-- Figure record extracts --
□ □ □ □ □ □ □
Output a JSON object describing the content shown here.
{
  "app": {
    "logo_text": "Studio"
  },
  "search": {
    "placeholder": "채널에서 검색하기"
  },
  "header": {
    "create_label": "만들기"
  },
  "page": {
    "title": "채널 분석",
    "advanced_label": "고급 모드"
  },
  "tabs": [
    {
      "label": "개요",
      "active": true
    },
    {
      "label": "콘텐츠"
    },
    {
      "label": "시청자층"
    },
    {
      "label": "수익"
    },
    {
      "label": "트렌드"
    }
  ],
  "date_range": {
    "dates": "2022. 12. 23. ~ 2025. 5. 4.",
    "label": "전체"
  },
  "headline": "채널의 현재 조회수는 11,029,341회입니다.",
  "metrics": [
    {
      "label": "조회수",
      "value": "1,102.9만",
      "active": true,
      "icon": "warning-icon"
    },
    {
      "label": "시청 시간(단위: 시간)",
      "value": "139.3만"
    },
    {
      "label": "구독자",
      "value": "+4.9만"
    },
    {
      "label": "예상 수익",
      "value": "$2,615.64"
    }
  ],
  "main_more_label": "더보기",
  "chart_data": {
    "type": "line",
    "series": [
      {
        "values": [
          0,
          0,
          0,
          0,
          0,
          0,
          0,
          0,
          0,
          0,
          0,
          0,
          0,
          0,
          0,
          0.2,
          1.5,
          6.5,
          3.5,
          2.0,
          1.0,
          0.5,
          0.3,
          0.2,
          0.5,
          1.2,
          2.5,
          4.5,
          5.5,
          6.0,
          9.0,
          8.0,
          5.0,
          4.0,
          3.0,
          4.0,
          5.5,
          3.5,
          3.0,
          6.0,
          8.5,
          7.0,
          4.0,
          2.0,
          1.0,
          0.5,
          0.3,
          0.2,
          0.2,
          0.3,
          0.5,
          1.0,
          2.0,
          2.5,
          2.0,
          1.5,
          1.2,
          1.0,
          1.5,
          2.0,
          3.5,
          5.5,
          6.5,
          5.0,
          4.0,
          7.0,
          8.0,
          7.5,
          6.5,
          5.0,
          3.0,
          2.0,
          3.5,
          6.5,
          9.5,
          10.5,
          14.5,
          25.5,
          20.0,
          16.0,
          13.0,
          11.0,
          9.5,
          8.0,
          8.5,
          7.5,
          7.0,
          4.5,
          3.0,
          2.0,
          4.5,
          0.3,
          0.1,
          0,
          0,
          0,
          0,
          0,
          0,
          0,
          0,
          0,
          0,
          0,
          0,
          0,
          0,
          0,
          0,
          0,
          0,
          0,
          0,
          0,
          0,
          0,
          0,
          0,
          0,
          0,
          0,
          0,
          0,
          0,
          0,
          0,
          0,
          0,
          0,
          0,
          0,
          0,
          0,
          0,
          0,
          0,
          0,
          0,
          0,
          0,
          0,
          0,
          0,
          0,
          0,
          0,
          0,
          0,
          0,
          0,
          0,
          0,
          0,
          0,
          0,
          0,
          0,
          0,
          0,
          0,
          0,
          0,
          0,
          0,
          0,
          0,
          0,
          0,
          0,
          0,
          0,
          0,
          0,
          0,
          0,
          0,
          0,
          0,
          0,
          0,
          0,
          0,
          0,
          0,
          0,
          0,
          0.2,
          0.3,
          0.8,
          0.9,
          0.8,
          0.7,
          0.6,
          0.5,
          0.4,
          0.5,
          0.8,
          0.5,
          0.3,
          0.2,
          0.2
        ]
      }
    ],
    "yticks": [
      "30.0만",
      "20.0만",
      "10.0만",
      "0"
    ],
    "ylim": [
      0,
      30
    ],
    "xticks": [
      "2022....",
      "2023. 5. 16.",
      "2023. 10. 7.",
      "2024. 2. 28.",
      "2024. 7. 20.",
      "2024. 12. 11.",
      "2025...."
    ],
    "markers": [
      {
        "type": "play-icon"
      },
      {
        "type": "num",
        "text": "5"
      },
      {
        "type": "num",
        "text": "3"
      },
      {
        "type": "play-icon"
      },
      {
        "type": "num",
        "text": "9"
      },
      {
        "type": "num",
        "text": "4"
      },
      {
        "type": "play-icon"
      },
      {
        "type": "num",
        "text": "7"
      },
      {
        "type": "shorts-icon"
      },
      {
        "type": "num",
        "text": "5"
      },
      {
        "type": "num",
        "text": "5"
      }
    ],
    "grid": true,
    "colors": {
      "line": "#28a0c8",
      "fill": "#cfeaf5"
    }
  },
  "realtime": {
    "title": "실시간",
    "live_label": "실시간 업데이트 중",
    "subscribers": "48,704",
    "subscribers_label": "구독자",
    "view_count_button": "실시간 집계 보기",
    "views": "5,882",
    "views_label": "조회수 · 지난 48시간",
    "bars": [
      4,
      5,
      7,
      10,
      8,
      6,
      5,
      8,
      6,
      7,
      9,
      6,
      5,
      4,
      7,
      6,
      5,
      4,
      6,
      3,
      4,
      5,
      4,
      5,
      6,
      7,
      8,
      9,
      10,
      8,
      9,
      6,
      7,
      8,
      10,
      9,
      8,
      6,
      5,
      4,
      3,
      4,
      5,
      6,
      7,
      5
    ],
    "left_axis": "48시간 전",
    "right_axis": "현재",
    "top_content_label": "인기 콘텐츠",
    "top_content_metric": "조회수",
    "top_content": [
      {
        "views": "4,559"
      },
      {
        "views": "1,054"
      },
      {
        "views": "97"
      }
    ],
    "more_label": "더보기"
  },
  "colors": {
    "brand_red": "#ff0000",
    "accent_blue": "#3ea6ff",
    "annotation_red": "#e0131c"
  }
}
□ □ □ □ □ □ □
-- What you are asked to do --
Every record above should be output exactly.

-- Expected answer --
Output a JSON object describing the content shown here.
{
  "app": {
    "logo_text": "Studio"
  },
  "search": {
    "placeholder": "채널에서 검색하기"
  },
  "header": {
    "create_label": "만들기"
  },
  "page": {
    "title": "채널 분석",
    "advanced_label": "고급 모드"
  },
  "tabs": [
    {
      "label": "개요",
      "active": true
    },
    {
      "label": "콘텐츠"
    },
    {
      "label": "시청자층"
    },
    {
      "label": "수익"
    },
    {
      "label": "트렌드"
    }
  ],
  "date_range": {
    "dates": "2022. 12. 23. ~ 2025. 5. 4.",
    "label": "전체"
  },
  "headline": "채널의 현재 조회수는 11,029,341회입니다.",
  "metrics": [
    {
      "label": "조회수",
      "value": "1,102.9만",
      "active": true,
      "icon": "warning-icon"
    },
    {
      "label": "시청 시간(단위: 시간)",
      "value": "139.3만"
    },
    {
      "label": "구독자",
      "value": "+4.9만"
    },
    {
      "label": "예상 수익",
      "value": "$2,615.64"
    }
  ],
  "main_more_label": "더보기",
  "chart_data": {
    "type": "line",
    "series": [
      {
        "values": [
          0,
          0,
          0,
          0,
          0,
          0,
          0,
          0,
          0,
          0,
          0,
          0,
          0,
          0,
          0,
          0.2,
          1.5,
          6.5,
          3.5,
          2.0,
          1.0,
          0.5,
          0.3,
          0.2,
          0.5,
          1.2,
          2.5,
          4.5,
          5.5,
          6.0,
          9.0,
          8.0,
          5.0,
          4.0,
          3.0,
          4.0,
          5.5,
          3.5,
          3.0,
          6.0,
          8.5,
          7.0,
          4.0,
          2.0,
          1.0,
          0.5,
          0.3,
          0.2,
          0.2,
          0.3,
          0.5,
          1.0,
          2.0,
          2.5,
          2.0,
          1.5,
          1.2,
          1.0,
          1.5,
          2.0,
          3.5,
          5.5,
          6.5,
          5.0,
          4.0,
          7.0,
          8.0,
          7.5,
          6.5,
          5.0,
          3.0,
          2.0,
          3.5,
          6.5,
          9.5,
          10.5,
          14.5,
          25.5,
          20.0,
          16.0,
          13.0,
          11.0,
          9.5,
          8.0,
          8.5,
          7.5,
          7.0,
          4.5,
          3.0,
          2.0,
          4.5,
          0.3,
          0.1,
          0,
          0,
          0,
          0,
          0,
          0,
          0,
          0,
          0,
          0,
          0,
          0,
          0,
          0,
          0,
          0,
          0,
          0,
          0,
          0,
          0,
          0,
          0,
          0,
          0,
          0,
          0,
          0,
          0,
          0,
          0,
          0,
          0,
          0,
          0,
          0,
          0,
          0,
          0,
          0,
          0,
          0,
          0,
          0,
          0,
          0,
          0,
          0,
          0,
          0,
          0,
          0,
          0,
          0,
          0,
          0,
          0,
          0,
          0,
          0,
          0,
          0,
          0,
          0,
          0,
          0,
          0,
          0,
          0,
          0,
          0,
          0,
          0,
          0,
          0,
          0,
          0,
          0,
          0,
          0,
          0,
          0,
          0,
          0,
          0,
          0,
          0,
          0,
          0,
          0,
          0,
          0,
          0,
          0.2,
          0.3,
          0.8,
          0.9,
          0.8,
          0.7,
          0.6,
          0.5,
          0.4,
          0.5,
          0.8,
          0.5,
          0.3,
          0.2,
          0.2
        ]
      }
    ],
    "yticks": [
      "30.0만",
      "20.0만",
      "10.0만",
      "0"
    ],
    "ylim": [
      0,
      30
    ],
    "xticks": [
      "2022....",
      "2023. 5. 16.",
      "2023. 10. 7.",
      "2024. 2. 28.",
      "2024. 7. 20.",
      "2024. 12. 11.",
      "2025...."
    ],
    "markers": [
      {
        "type": "play-icon"
      },
      {
        "type": "num",
        "text": "5"
      },
      {
        "type": "num",
        "text": "3"
      },
      {
        "type": "play-icon"
      },
      {
        "type": "num",
        "text": "9"
      },
      {
        "type": "num",
        "text": "4"
      },
      {
        "type": "play-icon"
      },
      {
        "type": "num",
        "text": "7"
      },
      {
        "type": "shorts-icon"
      },
      {
        "type": "num",
        "text": "5"
      },
      {
        "type": "num",
        "text": "5"
      }
    ],
    "grid": true,
    "colors": {
      "line": "#28a0c8",
      "fill": "#cfeaf5"
    }
  },
  "realtime": {
    "title": "실시간",
    "live_label": "실시간 업데이트 중",
    "subscribers": "48,704",
    "subscribers_label": "구독자",
    "view_count_button": "실시간 집계 보기",
    "views": "5,882",
    "views_label": "조회수 · 지난 48시간",
    "bars": [
      4,
      5,
      7,
      10,
      8,
      6,
      5,
      8,
      6,
      7,
      9,
      6,
      5,
      4,
      7,
      6,
      5,
      4,
      6,
      3,
      4,
      5,
      4,
      5,
      6,
      7,
      8,
      9,
      10,
      8,
      9,
      6,
      7,
      8,
      10,
      9,
      8,
      6,
      5,
      4,
      3,
      4,
      5,
      6,
      7,
      5
    ],
    "left_axis": "48시간 전",
    "right_axis": "현재",
    "top_content_label": "인기 콘텐츠",
    "top_content_metric": "조회수",
    "top_content": [
      {
        "views": "4,559"
      },
      {
        "views": "1,054"
      },
      {
        "views": "97"
      }
    ],
    "more_label": "더보기"
  },
  "colors": {
    "brand_red": "#ff0000",
    "accent_blue": "#3ea6ff",
    "annotation_red": "#e0131c"
  }
}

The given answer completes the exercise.